(Dataset rows about figures)
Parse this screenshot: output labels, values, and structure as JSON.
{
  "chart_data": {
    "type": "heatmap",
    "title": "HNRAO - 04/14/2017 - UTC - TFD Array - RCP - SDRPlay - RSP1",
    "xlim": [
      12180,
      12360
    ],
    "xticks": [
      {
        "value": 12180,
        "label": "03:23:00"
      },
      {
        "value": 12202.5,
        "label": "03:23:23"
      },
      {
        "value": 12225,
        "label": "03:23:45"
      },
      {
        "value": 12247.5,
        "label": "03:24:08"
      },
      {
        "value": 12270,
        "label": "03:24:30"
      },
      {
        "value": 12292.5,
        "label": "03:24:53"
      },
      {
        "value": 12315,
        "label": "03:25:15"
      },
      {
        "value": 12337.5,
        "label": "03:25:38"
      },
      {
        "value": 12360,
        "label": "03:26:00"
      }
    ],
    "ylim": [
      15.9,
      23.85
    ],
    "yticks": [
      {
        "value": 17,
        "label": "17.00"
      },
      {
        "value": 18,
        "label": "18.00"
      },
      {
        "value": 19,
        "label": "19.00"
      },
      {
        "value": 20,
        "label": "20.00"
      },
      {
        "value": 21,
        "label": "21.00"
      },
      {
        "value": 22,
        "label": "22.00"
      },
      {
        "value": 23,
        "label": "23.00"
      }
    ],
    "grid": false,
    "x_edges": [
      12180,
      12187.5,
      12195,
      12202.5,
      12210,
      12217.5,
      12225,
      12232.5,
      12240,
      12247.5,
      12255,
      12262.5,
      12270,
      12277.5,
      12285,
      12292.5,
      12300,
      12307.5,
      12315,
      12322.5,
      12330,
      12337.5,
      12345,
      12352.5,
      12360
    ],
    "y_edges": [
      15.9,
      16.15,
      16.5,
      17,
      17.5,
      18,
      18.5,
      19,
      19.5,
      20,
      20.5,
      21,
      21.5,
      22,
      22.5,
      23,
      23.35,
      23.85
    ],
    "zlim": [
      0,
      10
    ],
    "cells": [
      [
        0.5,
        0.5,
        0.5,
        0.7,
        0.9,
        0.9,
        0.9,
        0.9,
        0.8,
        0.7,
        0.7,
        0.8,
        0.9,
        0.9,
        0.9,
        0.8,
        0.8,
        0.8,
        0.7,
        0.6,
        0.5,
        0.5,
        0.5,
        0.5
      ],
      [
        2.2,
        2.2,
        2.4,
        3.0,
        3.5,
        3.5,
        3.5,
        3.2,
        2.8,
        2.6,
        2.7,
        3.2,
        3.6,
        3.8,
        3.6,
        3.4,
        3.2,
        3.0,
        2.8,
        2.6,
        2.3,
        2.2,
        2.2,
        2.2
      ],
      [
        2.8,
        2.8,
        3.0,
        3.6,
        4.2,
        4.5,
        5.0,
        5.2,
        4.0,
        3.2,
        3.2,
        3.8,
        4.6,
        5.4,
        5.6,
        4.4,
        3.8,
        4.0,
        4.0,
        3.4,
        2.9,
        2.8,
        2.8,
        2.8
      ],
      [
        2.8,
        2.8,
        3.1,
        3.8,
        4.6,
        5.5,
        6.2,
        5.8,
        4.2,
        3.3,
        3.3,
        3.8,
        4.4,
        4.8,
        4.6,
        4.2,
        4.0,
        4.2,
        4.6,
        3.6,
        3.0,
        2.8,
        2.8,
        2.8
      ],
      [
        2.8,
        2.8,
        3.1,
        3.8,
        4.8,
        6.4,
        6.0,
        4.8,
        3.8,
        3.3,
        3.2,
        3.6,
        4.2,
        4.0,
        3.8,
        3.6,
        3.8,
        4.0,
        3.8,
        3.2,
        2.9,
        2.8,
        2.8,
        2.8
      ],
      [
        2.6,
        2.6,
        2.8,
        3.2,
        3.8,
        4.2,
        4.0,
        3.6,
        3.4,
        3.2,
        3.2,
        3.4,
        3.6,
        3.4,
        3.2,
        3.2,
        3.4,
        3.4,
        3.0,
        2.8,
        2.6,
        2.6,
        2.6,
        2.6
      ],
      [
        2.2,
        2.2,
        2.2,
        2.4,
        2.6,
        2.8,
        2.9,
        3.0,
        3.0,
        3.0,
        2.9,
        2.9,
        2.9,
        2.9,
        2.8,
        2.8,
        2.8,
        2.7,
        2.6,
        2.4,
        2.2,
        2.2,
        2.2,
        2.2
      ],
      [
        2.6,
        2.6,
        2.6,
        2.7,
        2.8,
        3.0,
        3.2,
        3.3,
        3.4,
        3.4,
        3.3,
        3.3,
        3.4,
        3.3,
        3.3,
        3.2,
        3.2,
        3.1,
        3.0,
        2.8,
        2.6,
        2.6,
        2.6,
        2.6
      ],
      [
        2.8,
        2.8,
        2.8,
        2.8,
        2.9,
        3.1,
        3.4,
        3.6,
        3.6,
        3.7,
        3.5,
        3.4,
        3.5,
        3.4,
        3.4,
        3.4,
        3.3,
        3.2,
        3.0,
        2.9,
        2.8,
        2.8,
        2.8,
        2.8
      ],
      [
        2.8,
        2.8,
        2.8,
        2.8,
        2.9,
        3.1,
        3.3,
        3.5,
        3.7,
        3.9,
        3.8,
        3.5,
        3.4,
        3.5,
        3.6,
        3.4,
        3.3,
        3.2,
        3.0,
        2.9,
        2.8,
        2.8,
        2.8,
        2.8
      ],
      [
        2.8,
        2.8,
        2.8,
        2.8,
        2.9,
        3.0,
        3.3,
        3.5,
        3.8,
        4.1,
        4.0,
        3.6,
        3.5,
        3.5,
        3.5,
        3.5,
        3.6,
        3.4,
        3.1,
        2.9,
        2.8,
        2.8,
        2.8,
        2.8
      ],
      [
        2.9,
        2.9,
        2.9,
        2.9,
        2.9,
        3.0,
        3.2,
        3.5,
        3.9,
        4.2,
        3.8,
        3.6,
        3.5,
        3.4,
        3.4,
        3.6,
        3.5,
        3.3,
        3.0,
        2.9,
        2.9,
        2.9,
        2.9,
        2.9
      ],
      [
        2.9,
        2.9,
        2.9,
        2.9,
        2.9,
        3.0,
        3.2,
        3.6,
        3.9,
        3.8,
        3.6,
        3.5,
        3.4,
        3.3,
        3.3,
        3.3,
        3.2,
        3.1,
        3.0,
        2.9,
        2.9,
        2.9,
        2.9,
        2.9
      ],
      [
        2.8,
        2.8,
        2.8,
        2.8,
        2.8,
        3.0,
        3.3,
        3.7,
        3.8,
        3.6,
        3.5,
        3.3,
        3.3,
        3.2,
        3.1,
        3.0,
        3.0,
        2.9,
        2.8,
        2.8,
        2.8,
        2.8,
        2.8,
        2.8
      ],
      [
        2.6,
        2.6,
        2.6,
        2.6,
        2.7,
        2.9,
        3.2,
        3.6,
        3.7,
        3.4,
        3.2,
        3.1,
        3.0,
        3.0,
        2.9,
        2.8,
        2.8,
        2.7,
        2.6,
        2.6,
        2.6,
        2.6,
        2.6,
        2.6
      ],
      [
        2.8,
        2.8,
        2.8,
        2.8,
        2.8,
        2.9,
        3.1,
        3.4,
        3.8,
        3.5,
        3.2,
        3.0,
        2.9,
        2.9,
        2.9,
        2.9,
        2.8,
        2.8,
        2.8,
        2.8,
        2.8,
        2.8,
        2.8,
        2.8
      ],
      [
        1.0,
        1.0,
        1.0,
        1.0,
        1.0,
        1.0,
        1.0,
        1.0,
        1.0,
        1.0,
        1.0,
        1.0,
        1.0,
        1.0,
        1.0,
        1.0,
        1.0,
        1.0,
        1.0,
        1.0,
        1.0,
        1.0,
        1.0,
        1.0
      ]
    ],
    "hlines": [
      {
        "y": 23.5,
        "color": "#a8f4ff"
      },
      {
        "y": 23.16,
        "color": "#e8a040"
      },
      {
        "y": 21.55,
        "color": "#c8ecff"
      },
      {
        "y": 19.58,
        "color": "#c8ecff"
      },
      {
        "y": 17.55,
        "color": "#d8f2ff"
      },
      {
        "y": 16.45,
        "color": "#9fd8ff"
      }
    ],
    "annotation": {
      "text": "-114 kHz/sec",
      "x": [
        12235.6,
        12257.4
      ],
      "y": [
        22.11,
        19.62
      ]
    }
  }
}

Set exercise: Each line above that holds the string "color" should be copied and shown.

Exercise answer:
        "color": "#a8f4ff"
        "color": "#e8a040"
        "color": "#c8ecff"
        "color": "#c8ecff"
        "color": "#d8f2ff"
        "color": "#9fd8ff"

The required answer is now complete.